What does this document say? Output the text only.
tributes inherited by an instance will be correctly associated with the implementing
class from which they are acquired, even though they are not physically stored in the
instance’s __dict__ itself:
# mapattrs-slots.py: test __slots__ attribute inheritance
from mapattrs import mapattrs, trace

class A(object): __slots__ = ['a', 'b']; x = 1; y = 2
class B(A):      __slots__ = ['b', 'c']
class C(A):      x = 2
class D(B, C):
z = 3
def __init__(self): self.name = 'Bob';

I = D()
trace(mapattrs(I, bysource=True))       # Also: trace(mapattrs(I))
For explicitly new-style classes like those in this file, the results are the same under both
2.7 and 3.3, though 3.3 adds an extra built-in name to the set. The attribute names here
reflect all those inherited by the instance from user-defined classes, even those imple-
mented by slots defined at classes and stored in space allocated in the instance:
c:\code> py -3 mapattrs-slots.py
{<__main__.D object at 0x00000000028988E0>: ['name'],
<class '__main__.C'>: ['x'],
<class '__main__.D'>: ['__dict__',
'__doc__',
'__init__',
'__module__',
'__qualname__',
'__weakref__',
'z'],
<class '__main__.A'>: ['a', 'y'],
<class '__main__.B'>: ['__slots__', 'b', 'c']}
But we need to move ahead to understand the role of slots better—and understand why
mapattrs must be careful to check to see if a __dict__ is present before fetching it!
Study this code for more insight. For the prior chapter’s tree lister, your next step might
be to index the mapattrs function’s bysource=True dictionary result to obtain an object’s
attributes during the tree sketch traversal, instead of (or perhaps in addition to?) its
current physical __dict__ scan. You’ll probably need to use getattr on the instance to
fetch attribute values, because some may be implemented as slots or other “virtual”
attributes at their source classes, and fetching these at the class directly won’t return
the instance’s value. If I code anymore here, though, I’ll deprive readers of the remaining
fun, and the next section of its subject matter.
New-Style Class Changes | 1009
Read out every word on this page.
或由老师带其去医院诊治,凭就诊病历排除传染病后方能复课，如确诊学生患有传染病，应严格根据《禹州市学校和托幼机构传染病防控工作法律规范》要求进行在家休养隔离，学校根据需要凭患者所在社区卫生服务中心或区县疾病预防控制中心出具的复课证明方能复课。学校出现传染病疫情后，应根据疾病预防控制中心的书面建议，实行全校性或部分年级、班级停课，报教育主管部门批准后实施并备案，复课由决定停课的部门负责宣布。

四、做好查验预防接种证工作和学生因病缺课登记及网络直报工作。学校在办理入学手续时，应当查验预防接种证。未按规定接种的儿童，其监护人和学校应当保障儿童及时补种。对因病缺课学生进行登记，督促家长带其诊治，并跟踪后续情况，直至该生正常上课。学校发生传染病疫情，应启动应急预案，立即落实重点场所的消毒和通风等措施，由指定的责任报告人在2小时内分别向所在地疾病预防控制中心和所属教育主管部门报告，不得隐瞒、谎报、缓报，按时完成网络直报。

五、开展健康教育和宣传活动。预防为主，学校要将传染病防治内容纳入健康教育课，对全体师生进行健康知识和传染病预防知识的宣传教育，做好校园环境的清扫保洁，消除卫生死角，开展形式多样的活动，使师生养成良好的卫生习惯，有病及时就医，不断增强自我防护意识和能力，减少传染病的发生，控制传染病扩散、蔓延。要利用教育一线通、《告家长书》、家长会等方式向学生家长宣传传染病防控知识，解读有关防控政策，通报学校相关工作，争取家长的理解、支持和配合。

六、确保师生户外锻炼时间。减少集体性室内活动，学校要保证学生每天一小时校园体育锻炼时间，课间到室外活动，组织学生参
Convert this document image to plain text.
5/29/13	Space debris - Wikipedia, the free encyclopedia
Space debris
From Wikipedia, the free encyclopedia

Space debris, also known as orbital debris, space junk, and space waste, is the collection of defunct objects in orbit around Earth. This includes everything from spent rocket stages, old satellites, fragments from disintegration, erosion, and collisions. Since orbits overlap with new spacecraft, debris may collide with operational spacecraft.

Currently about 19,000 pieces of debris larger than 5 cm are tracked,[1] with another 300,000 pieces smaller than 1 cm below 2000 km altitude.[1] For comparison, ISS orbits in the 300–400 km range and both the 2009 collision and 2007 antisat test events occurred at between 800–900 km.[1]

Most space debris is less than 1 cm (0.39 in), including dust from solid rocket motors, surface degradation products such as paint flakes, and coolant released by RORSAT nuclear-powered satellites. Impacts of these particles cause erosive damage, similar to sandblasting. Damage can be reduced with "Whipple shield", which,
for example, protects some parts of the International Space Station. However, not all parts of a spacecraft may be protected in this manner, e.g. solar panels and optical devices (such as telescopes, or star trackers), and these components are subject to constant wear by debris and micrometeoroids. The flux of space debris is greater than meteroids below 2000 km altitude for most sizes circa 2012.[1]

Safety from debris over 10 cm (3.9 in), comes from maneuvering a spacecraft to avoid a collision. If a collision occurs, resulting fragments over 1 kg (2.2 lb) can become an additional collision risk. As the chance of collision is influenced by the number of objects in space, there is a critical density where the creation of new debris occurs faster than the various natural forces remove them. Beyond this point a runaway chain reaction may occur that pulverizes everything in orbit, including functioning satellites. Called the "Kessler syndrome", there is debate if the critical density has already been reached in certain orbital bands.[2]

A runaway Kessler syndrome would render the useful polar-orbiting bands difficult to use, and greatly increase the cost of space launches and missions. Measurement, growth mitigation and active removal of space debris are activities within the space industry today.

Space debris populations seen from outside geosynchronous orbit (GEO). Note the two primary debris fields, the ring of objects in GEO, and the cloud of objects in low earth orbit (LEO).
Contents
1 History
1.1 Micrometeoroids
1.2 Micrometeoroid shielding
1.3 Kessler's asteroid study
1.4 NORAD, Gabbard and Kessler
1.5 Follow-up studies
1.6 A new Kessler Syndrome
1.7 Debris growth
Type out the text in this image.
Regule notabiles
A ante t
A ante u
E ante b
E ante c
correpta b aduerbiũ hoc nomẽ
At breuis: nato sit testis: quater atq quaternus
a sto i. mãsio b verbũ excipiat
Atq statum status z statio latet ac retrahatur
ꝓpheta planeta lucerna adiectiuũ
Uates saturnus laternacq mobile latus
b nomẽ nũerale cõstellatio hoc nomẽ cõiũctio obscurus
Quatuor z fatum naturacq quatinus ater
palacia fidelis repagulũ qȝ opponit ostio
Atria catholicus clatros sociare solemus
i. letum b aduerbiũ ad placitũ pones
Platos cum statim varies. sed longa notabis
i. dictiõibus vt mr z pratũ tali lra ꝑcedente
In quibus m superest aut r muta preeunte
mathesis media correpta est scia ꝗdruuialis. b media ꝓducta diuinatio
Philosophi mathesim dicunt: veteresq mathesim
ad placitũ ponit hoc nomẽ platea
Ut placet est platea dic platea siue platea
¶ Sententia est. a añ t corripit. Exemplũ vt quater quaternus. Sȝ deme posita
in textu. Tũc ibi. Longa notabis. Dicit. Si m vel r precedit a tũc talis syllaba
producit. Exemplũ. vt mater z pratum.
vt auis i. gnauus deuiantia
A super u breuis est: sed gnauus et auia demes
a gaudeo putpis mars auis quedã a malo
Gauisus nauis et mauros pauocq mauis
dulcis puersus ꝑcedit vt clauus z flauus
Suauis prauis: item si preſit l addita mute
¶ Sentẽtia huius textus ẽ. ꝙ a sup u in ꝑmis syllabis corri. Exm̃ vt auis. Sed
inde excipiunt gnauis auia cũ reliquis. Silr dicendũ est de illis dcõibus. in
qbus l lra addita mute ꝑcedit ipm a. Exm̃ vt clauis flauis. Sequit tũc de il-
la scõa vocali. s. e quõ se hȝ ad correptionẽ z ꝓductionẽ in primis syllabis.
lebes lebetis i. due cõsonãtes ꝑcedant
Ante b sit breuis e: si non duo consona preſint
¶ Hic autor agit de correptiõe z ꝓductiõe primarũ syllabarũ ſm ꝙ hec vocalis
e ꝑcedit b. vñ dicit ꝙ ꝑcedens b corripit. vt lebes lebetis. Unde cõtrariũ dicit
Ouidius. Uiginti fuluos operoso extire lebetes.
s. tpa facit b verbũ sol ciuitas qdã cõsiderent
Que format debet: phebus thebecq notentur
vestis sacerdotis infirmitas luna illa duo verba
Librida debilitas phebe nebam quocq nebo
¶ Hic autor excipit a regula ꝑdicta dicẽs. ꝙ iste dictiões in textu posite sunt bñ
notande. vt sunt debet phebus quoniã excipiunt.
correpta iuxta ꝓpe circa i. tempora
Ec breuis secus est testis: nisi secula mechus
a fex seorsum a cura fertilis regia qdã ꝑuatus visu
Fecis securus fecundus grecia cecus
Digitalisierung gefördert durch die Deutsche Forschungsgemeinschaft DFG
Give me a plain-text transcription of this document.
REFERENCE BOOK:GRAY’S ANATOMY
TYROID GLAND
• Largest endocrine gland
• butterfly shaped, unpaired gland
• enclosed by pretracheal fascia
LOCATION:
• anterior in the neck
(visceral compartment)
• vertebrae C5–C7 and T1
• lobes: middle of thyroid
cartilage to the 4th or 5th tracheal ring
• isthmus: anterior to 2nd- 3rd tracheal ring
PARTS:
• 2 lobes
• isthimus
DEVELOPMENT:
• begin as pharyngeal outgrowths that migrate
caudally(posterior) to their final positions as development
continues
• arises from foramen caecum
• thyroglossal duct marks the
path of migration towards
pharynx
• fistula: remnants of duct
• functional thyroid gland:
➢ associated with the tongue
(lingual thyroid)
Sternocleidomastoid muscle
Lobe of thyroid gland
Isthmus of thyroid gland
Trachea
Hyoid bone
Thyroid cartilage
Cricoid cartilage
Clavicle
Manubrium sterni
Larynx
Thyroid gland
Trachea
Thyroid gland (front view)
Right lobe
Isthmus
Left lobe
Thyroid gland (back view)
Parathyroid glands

YOUR TASK
For each line in the data above that contains the string "image", extract the line.

EXERCISE ANSWER
Convert this document image to plain text.
Type out the text in this image.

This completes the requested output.